EXERCISE> Read the records below. Copy each line where the string "디스틸러리" occurs.

INFORMATION SUPPLIED>
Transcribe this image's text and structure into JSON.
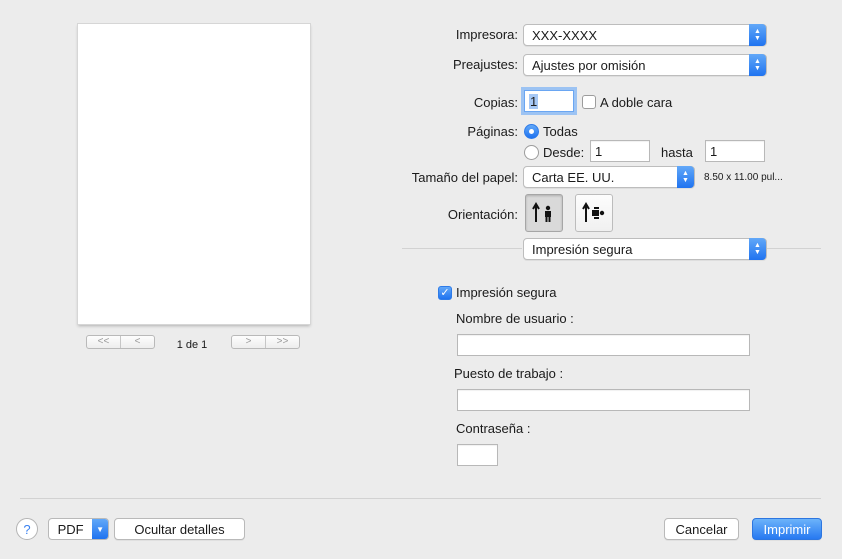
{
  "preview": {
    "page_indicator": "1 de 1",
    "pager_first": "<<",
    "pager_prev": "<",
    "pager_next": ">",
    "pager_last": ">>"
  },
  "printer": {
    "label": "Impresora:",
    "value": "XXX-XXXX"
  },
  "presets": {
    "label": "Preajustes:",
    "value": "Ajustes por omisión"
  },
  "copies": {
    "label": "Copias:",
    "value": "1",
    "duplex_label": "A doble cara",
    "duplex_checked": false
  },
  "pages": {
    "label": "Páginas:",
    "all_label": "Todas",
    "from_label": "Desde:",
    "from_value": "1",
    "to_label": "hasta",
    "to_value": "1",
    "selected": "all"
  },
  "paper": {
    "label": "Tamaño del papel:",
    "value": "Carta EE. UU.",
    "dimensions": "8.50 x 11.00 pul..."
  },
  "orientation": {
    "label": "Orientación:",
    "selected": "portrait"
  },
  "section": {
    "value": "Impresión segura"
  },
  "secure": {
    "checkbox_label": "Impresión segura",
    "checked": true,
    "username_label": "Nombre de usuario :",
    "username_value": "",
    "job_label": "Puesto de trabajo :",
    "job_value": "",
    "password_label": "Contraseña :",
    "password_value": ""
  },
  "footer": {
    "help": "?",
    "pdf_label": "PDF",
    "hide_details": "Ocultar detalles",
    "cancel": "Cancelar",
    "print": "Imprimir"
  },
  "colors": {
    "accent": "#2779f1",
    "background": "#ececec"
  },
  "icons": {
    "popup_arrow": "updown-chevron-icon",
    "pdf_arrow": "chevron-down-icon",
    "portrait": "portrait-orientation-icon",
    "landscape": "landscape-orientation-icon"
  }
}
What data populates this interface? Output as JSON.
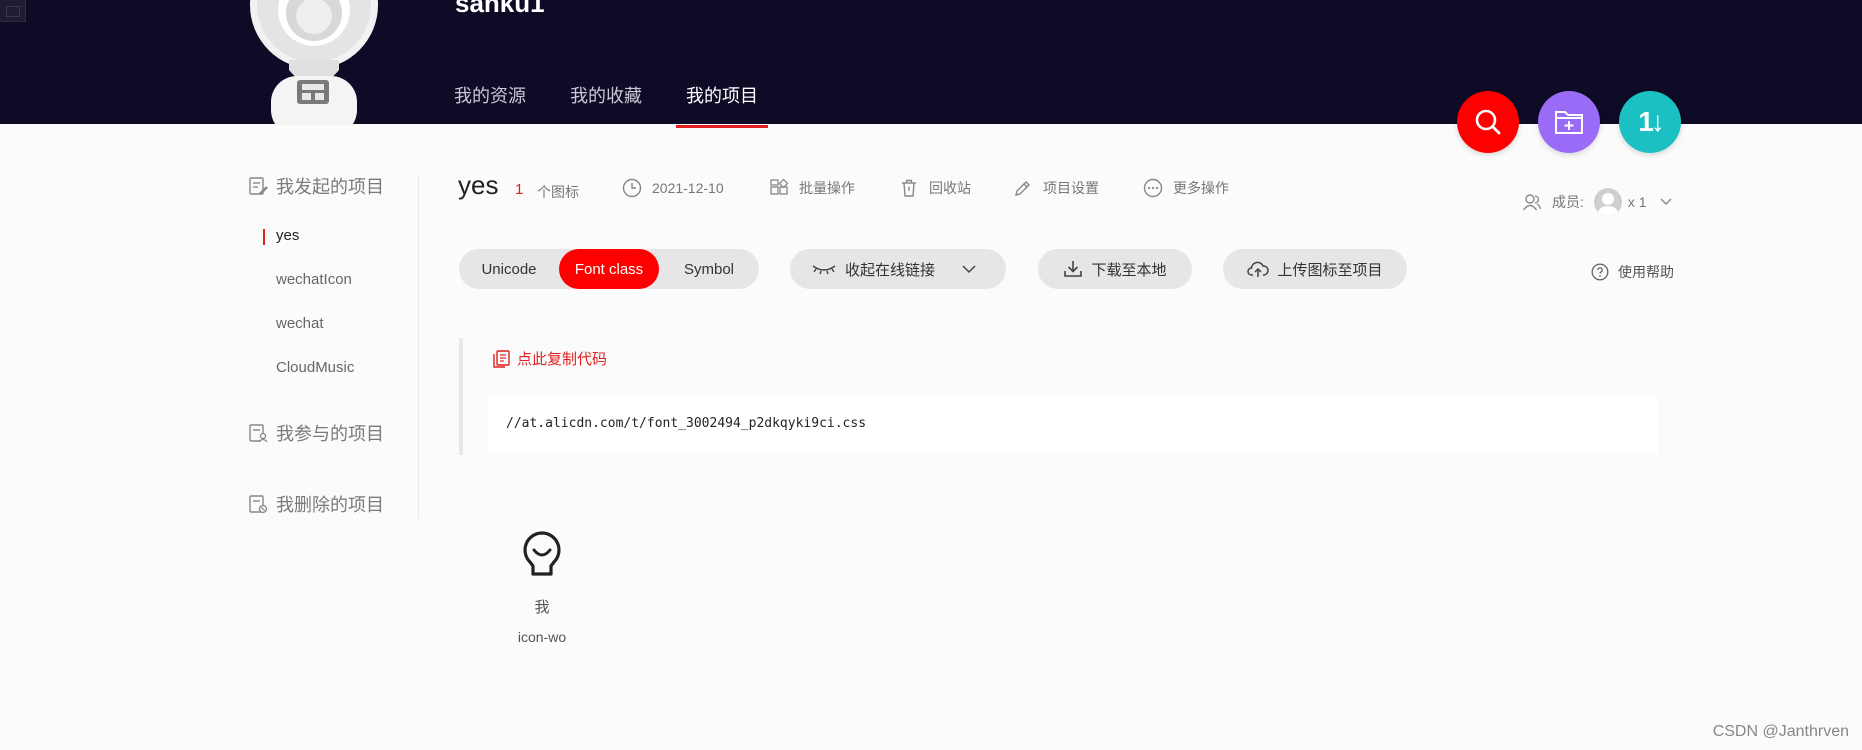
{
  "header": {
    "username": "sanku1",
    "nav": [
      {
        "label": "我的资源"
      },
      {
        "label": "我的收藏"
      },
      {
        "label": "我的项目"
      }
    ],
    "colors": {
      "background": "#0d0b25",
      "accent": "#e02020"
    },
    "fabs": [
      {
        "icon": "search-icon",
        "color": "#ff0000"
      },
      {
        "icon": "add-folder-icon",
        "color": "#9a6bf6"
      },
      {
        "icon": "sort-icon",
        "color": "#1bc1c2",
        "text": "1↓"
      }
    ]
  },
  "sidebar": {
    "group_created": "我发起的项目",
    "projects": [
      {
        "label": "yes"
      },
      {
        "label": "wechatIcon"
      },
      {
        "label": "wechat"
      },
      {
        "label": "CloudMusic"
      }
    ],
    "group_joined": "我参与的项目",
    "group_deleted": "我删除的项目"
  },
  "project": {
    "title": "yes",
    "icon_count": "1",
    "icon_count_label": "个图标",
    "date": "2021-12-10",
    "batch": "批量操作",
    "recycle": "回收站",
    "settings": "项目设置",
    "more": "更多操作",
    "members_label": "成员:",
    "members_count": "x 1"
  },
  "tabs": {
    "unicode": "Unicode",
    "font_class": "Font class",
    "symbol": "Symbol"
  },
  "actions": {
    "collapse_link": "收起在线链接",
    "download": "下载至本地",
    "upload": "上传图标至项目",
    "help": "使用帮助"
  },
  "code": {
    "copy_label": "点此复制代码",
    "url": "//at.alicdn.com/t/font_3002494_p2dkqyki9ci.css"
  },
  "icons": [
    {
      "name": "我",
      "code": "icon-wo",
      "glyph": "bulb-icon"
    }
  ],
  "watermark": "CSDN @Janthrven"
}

...

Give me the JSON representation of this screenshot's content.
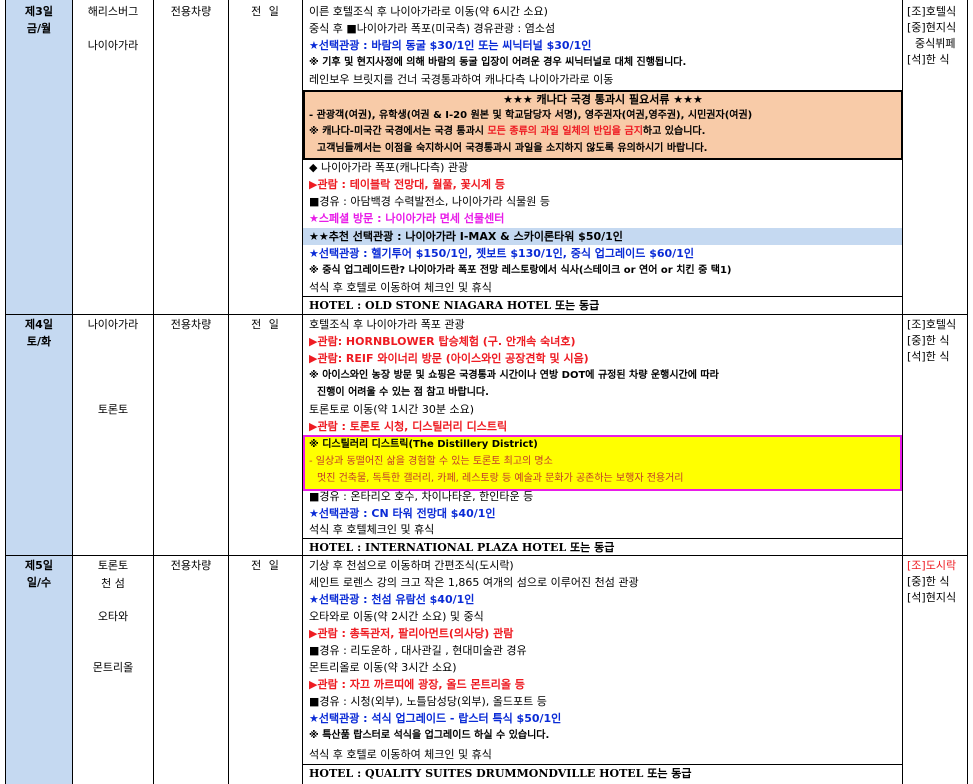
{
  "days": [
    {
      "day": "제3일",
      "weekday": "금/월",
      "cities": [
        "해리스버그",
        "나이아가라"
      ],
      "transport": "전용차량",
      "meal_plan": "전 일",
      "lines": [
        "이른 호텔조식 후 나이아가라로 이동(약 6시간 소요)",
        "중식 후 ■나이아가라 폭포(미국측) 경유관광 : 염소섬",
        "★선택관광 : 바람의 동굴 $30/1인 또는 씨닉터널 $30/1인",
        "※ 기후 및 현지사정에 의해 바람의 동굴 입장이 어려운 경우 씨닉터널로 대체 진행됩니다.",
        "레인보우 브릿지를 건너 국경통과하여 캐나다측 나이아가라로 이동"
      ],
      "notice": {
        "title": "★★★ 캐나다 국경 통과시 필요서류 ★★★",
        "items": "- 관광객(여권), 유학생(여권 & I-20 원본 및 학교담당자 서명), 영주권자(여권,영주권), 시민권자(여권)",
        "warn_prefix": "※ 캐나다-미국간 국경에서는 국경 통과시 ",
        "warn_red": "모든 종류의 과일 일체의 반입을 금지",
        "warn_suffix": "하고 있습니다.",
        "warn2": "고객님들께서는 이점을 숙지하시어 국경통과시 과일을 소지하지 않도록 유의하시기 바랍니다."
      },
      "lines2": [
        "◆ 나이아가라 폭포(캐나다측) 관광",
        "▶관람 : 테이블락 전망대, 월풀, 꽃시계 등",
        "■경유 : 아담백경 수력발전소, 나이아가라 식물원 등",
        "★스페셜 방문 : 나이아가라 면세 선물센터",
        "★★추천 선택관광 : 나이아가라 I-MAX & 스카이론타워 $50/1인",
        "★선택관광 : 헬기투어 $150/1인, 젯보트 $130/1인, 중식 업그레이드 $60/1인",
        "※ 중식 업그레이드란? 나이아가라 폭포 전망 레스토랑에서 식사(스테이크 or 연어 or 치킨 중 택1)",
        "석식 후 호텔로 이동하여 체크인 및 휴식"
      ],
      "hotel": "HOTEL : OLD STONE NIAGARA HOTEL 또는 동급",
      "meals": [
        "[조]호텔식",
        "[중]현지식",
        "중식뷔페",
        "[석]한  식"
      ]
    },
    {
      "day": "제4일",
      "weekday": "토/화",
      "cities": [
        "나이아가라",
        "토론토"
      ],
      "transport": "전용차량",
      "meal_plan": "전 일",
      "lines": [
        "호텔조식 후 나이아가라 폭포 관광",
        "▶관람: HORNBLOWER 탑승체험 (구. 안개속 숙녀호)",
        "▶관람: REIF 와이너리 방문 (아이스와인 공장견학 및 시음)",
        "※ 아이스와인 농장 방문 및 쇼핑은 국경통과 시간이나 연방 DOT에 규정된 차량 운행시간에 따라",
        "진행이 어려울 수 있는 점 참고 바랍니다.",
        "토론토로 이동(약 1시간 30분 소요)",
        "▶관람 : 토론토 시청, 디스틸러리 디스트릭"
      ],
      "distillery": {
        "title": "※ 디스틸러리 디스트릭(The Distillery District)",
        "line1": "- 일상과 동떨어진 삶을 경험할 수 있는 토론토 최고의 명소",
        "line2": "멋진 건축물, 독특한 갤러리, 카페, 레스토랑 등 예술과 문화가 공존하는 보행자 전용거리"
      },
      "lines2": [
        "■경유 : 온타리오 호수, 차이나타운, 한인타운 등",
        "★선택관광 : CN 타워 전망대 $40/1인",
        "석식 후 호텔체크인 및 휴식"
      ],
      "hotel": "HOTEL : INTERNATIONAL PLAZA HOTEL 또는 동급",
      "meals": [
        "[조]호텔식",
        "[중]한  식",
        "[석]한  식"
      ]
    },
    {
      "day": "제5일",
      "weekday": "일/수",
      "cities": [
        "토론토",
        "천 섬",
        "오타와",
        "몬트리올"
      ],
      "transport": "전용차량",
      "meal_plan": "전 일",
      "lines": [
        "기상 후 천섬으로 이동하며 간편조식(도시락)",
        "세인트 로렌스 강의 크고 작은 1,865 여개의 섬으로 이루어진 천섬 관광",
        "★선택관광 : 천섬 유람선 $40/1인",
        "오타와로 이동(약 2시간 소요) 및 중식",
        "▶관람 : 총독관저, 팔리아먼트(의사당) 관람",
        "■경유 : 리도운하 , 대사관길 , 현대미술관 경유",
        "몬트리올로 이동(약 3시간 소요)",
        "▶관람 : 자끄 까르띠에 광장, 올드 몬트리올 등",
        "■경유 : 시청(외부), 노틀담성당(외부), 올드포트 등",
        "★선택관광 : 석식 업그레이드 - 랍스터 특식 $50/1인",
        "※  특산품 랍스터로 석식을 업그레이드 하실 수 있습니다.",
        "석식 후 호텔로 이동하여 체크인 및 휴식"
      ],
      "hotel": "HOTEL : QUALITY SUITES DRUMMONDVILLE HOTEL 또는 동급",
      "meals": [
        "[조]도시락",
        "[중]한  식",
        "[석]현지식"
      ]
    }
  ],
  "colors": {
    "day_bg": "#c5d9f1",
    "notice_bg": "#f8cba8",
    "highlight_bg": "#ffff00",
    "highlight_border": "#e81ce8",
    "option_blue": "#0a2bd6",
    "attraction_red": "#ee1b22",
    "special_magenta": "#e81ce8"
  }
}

==

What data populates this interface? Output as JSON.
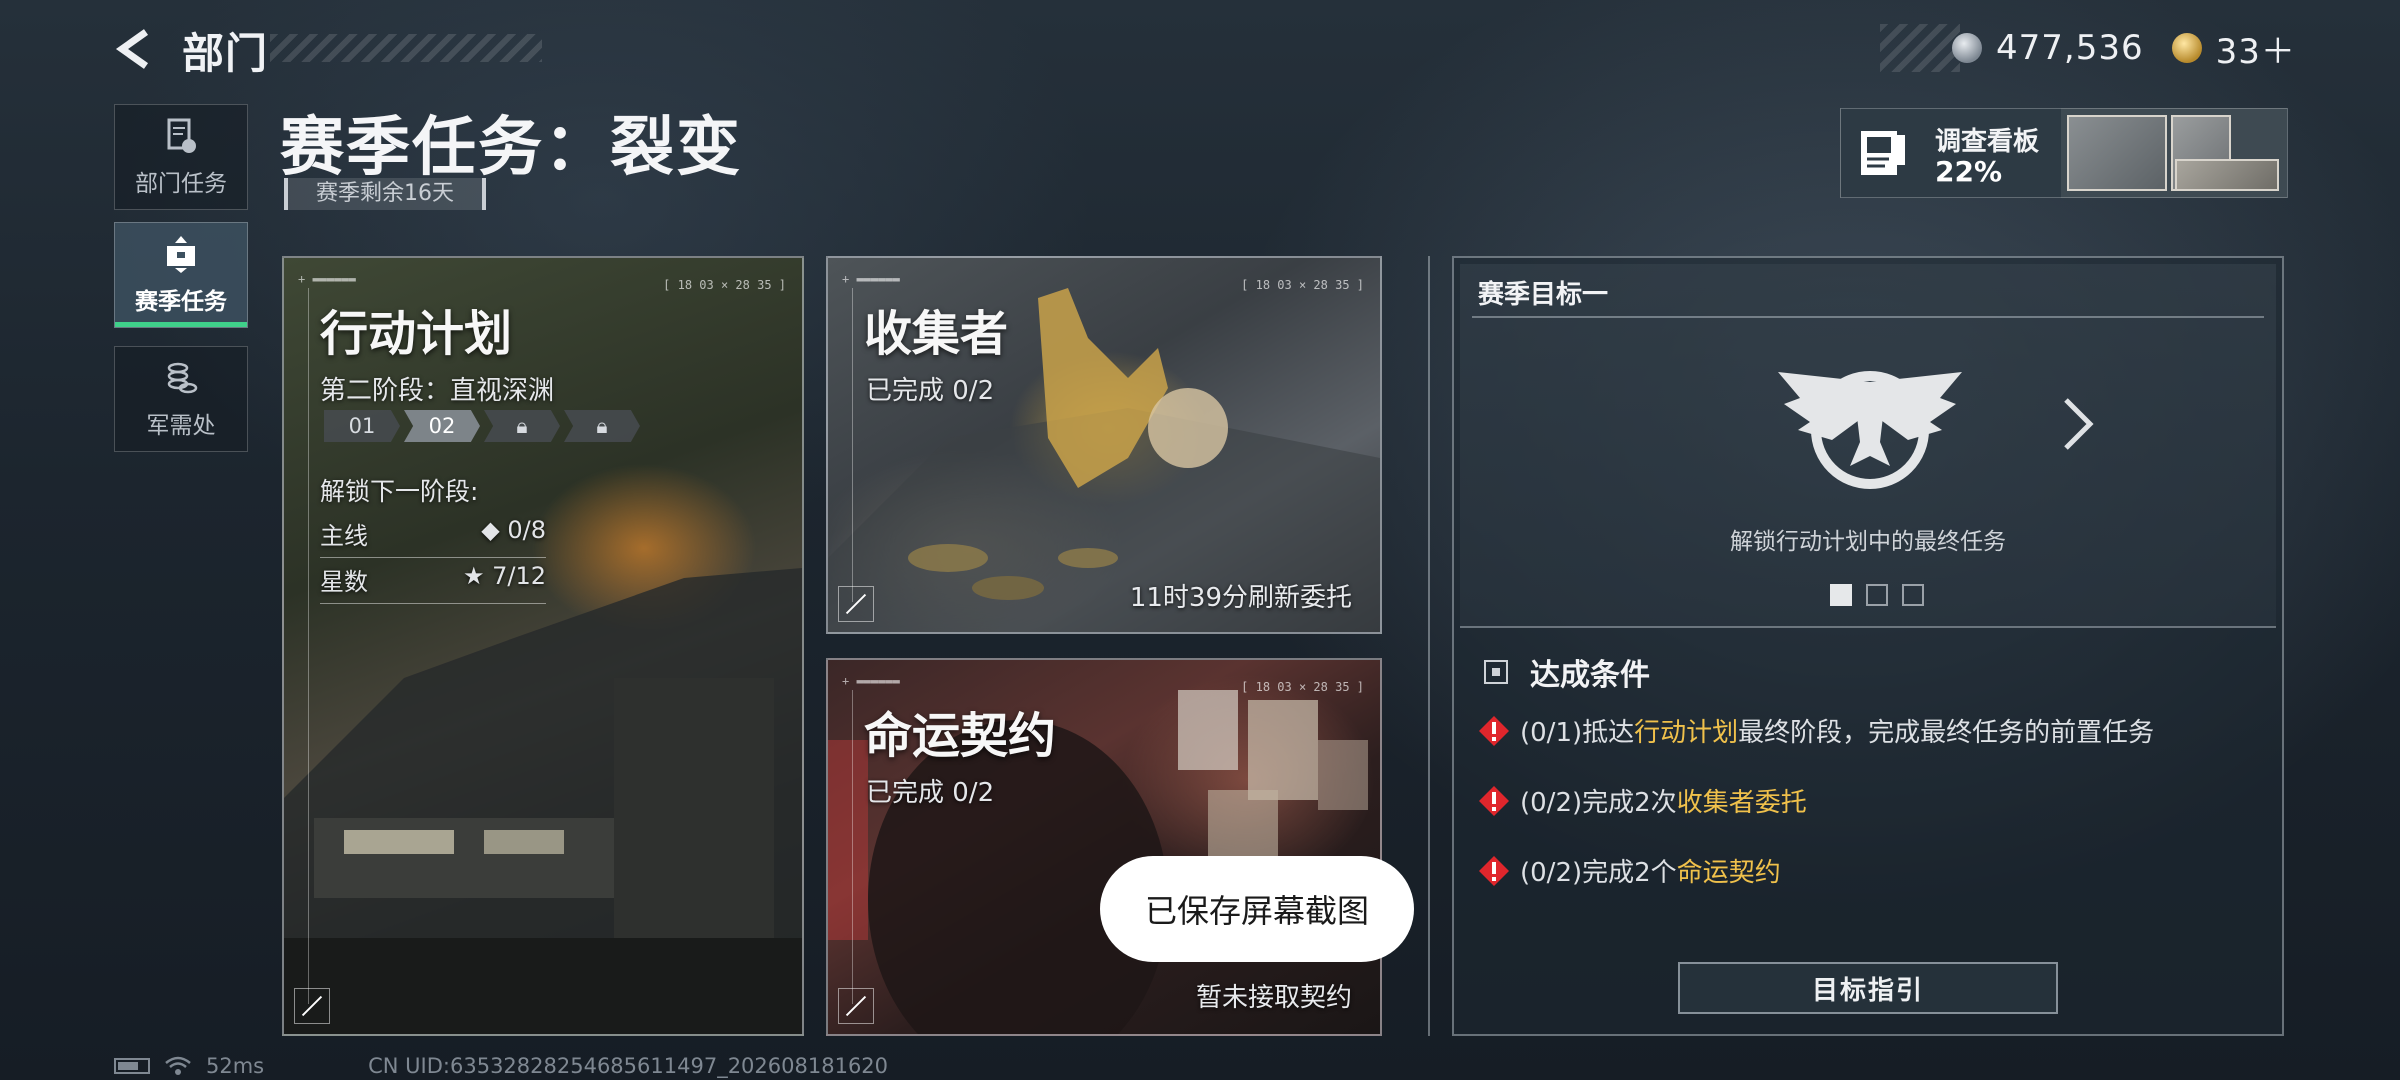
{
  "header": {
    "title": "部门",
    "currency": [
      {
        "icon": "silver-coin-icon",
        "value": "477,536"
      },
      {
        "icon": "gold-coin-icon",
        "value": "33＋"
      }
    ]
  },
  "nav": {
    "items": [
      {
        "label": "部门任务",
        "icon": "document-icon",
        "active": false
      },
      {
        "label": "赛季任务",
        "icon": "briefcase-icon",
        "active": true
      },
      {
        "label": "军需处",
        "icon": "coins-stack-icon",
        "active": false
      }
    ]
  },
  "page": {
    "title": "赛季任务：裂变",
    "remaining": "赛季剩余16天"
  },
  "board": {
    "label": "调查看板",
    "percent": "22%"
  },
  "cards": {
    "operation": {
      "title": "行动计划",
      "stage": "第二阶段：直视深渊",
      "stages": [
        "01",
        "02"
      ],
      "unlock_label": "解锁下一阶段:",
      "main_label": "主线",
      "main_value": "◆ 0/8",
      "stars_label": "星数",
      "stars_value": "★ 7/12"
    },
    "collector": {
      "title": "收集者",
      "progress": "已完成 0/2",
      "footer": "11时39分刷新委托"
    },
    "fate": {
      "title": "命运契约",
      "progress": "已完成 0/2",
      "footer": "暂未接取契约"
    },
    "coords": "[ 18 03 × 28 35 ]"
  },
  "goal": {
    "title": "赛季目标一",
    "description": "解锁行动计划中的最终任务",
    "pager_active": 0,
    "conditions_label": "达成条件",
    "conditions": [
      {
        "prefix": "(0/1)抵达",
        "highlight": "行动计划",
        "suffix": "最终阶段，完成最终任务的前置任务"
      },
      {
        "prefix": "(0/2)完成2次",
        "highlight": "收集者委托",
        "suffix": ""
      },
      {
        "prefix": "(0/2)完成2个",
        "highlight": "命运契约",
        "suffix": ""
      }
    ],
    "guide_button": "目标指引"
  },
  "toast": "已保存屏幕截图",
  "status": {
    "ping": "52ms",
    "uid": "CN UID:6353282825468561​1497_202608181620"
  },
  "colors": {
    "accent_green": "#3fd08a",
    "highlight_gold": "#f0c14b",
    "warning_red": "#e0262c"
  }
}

FINAL RESULT>
        "▶관람 : 토론토 시청, 디스틸러리 디스트릭"
        "title": "※ 디스틸러리 디스트릭(The Distillery District)",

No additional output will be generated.